== Work to complete ==
The data below should be restated word for word, with every picture omitted.
** start of Record list **
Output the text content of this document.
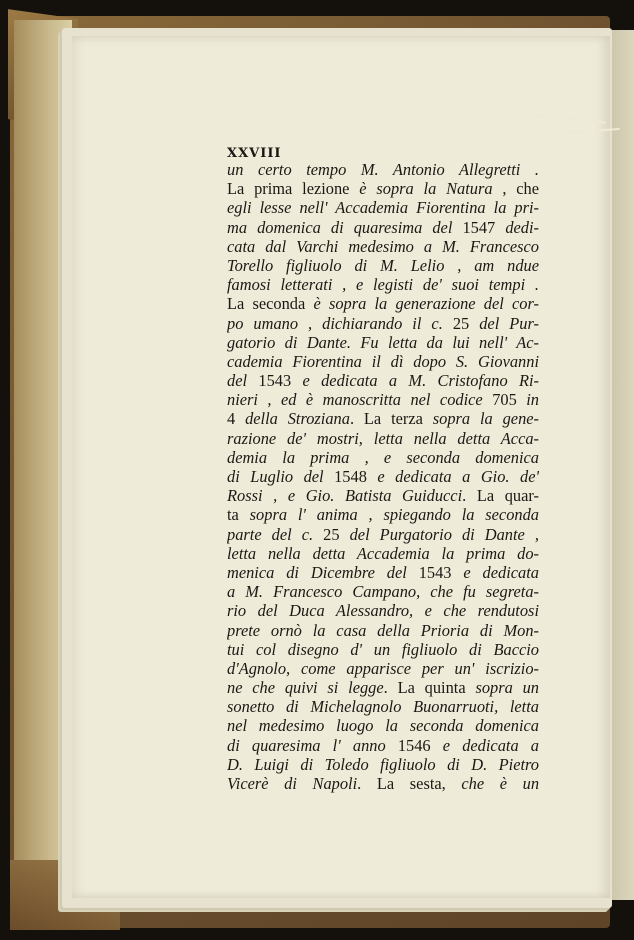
XXVIII
un certo tempo M. Antonio Allegretti .
La prima lezione è sopra la Natura , che
egli lesse nell' Accademia Fiorentina la pri-
ma domenica di quaresima del 1547 dedi-
cata dal Varchi medesimo a M. Francesco
Torello figliuolo di M. Lelio , am ndue
famosi letterati , e legisti de' suoi tempi .
La seconda è sopra la generazione del cor-
po umano , dichiarando il c. 25 del Pur-
gatorio di Dante. Fu letta da lui nell' Ac-
cademia Fiorentina il dì dopo S. Giovanni
del 1543 e dedicata a M. Cristofano Ri-
nieri , ed è manoscritta nel codice 705 in
4 della Stroziana. La terza sopra la gene-
razione de' mostri, letta nella detta Acca-
demia la prima , e seconda domenica
di Luglio del 1548 e dedicata a Gio. de'
Rossi , e Gio. Batista Guiducci. La quar-
ta sopra l' anima , spiegando la seconda
parte del c. 25 del Purgatorio di Dante ,
letta nella detta Accademia la prima do-
menica di Dicembre del 1543 e dedicata
a M. Francesco Campano, che fu segreta-
rio del Duca Alessandro, e che rendutosi
prete ornò la casa della Prioria di Mon-
tui col disegno d' un figliuolo di Baccio
d'Agnolo, come apparisce per un' iscrizio-
ne che quivi si legge. La quinta sopra un
sonetto di Michelagnolo Buonarruoti, letta
nel medesimo luogo la seconda domenica
di quaresima l' anno 1546 e dedicata a
D. Luigi di Toledo figliuolo di D. Pietro
Vicerè di Napoli. La sesta, che è un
** end of Record list **
== Worked answer ==
Output the text content of this document.
XXVIII
un certo tempo M. Antonio Allegretti .
La prima lezione è sopra la Natura , che
egli lesse nell' Accademia Fiorentina la pri-
ma domenica di quaresima del 1547 dedi-
cata dal Varchi medesimo a M. Francesco
Torello figliuolo di M. Lelio , am ndue
famosi letterati , e legisti de' suoi tempi .
La seconda è sopra la generazione del cor-
po umano , dichiarando il c. 25 del Pur-
gatorio di Dante. Fu letta da lui nell' Ac-
cademia Fiorentina il dì dopo S. Giovanni
del 1543 e dedicata a M. Cristofano Ri-
nieri , ed è manoscritta nel codice 705 in
4 della Stroziana. La terza sopra la gene-
razione de' mostri, letta nella detta Acca-
demia la prima , e seconda domenica
di Luglio del 1548 e dedicata a Gio. de'
Rossi , e Gio. Batista Guiducci. La quar-
ta sopra l' anima , spiegando la seconda
parte del c. 25 del Purgatorio di Dante ,
letta nella detta Accademia la prima do-
menica di Dicembre del 1543 e dedicata
a M. Francesco Campano, che fu segreta-
rio del Duca Alessandro, e che rendutosi
prete ornò la casa della Prioria di Mon-
tui col disegno d' un figliuolo di Baccio
d'Agnolo, come apparisce per un' iscrizio-
ne che quivi si legge. La quinta sopra un
sonetto di Michelagnolo Buonarruoti, letta
nel medesimo luogo la seconda domenica
di quaresima l' anno 1546 e dedicata a
D. Luigi di Toledo figliuolo di D. Pietro
Vicerè di Napoli. La sesta, che è un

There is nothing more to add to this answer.